→ Task instructions
Identify, in the records below, every line where the string "City" appears, and copy each such line.

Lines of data
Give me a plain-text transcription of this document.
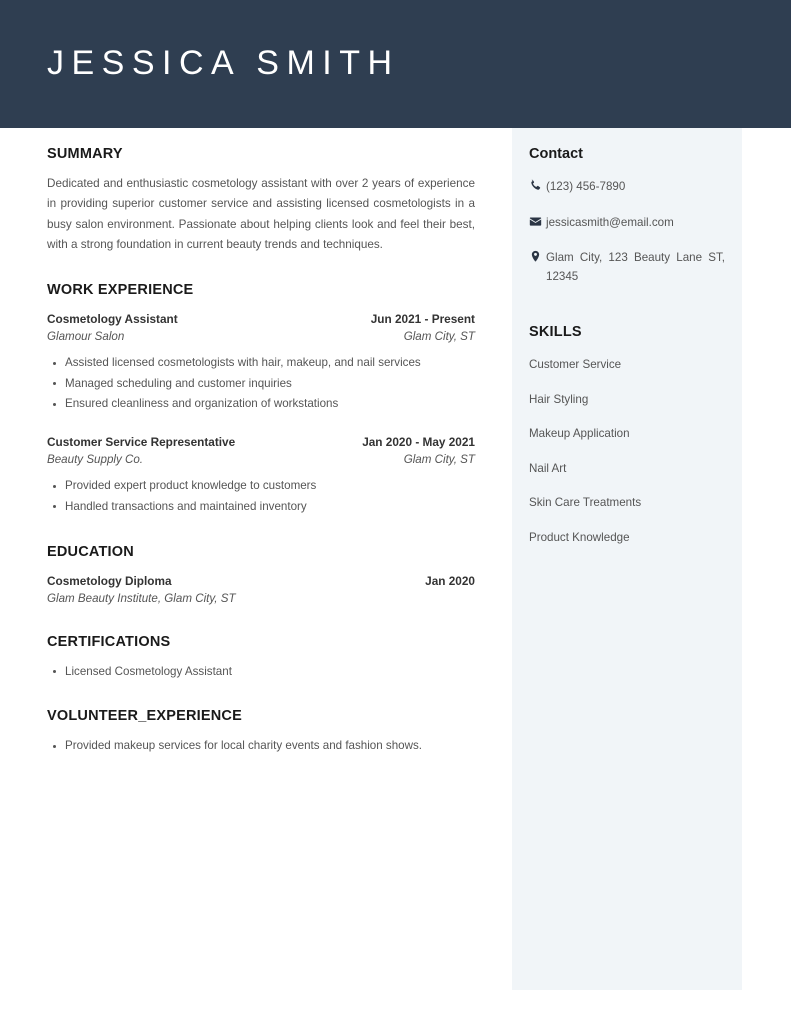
JESSICA SMITH
SUMMARY

Dedicated and enthusiastic cosmetology assistant with over 2 years of experience in providing superior customer service and assisting licensed cosmetologists in a busy salon environment. Passionate about helping clients look and feel their best, with a strong foundation in current beauty trends and techniques.

WORK EXPERIENCE
Cosmetology Assistant	Jun 2021 - Present
Glamour Salon	Glam City, ST
Assisted licensed cosmetologists with hair, makeup, and nail services
Managed scheduling and customer inquiries
Ensured cleanliness and organization of workstations
Customer Service Representative	Jan 2020 - May 2021
Beauty Supply Co.	Glam City, ST
Provided expert product knowledge to customers
Handled transactions and maintained inventory
EDUCATION
Cosmetology Diploma	Jan 2020
Glam Beauty Institute, Glam City, ST
CERTIFICATIONS
Licensed Cosmetology Assistant
VOLUNTEER_EXPERIENCE
Provided makeup services for local charity events and fashion shows.
Contact
(123) 456-7890
jessicasmith@email.com
Glam City, 123 Beauty Lane ST, 12345
SKILLS
Customer Service
Hair Styling
Makeup Application
Nail Art
Skin Care Treatments
Product Knowledge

→ Response
Glamour Salon	Glam City, ST
Beauty Supply Co.	Glam City, ST
Glam Beauty Institute, Glam City, ST
Glam City, 123 Beauty Lane ST, 12345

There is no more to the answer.